SUPPLIED DATA »
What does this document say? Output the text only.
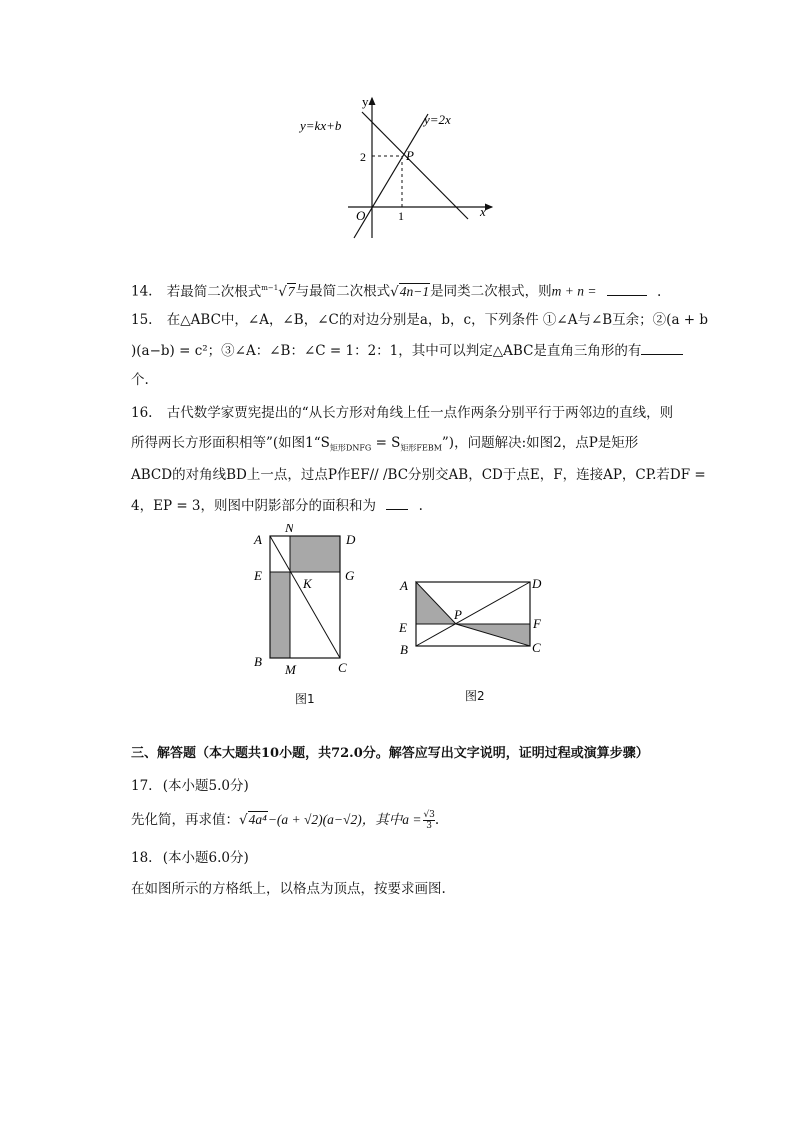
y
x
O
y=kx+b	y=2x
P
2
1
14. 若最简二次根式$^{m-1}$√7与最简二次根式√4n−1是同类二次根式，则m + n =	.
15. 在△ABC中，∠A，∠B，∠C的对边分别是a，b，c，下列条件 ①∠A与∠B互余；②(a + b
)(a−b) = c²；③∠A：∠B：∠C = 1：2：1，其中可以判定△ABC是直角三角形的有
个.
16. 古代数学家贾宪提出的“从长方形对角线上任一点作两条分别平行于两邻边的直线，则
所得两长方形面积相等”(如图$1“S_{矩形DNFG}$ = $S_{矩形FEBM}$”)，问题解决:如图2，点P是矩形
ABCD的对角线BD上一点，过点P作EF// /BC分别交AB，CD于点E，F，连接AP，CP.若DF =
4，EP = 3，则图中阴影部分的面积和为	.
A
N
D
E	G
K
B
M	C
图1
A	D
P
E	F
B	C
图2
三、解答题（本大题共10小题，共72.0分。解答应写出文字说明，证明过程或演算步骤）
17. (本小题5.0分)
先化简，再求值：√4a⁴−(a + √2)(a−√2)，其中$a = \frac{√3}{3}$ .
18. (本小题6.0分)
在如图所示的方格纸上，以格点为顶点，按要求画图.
--
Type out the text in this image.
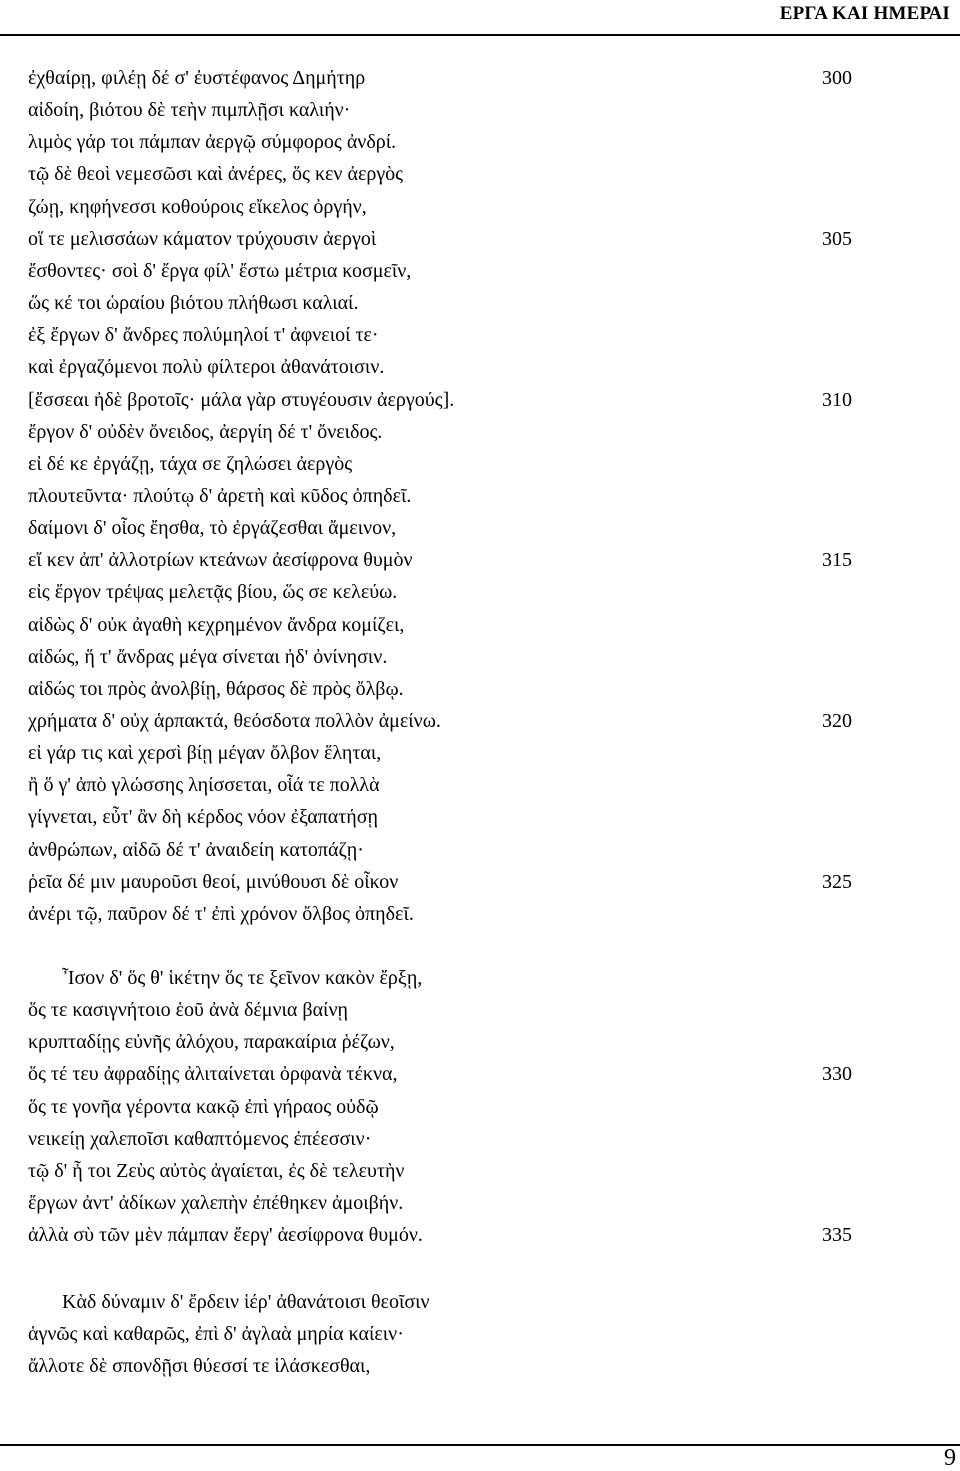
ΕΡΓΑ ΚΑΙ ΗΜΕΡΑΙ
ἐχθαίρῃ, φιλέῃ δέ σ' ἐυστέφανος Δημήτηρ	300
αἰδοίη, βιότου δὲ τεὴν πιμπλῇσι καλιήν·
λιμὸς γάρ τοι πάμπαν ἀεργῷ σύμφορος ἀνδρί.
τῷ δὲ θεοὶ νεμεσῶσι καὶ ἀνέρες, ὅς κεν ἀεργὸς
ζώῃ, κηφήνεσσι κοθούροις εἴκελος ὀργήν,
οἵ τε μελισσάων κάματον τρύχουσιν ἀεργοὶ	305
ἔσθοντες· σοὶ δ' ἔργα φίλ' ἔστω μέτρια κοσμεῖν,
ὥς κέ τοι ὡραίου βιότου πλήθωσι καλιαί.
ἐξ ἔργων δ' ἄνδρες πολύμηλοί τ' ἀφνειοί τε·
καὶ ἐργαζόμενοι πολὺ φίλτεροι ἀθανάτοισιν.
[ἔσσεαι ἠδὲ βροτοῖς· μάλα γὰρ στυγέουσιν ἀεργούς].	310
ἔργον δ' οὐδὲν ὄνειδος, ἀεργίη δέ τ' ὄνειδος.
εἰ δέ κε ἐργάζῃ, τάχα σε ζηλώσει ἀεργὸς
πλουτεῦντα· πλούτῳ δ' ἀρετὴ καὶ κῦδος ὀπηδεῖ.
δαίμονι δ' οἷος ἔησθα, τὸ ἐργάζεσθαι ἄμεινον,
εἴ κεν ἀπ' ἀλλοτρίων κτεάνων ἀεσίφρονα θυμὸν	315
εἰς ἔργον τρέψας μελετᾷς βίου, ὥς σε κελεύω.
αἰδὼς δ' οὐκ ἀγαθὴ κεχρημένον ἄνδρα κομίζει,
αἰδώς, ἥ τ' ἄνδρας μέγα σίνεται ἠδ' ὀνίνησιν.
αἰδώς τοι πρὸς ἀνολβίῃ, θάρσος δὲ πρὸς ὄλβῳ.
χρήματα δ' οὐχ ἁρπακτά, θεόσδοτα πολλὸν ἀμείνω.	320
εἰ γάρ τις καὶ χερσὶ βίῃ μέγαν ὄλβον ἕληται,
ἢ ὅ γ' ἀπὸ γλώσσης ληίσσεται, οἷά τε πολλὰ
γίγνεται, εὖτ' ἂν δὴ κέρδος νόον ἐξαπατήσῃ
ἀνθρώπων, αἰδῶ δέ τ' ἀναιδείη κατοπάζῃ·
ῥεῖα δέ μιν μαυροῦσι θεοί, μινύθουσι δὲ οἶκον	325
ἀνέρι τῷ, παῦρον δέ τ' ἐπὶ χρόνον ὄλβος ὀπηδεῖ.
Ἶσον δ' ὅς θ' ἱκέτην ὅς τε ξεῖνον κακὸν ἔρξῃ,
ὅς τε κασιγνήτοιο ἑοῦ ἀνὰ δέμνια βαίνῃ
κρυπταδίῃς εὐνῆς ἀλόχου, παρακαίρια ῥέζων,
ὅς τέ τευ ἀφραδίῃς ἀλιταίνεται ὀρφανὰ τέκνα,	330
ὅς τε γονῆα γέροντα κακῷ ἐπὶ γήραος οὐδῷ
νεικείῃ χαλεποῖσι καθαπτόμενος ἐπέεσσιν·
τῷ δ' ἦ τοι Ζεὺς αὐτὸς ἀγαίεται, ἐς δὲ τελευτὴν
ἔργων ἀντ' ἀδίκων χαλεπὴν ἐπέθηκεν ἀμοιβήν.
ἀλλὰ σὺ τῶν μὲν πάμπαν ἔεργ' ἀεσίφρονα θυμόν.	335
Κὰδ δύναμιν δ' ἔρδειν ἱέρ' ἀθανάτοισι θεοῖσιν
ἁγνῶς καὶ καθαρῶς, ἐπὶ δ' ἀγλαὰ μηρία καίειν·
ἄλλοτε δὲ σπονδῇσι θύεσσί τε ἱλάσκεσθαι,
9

GIVEN INSTRUCTION » Select all lines in the listing that include the word "text".

TASK SOLUTION »
What does this document say? Output the text only.
Type out the text in this image.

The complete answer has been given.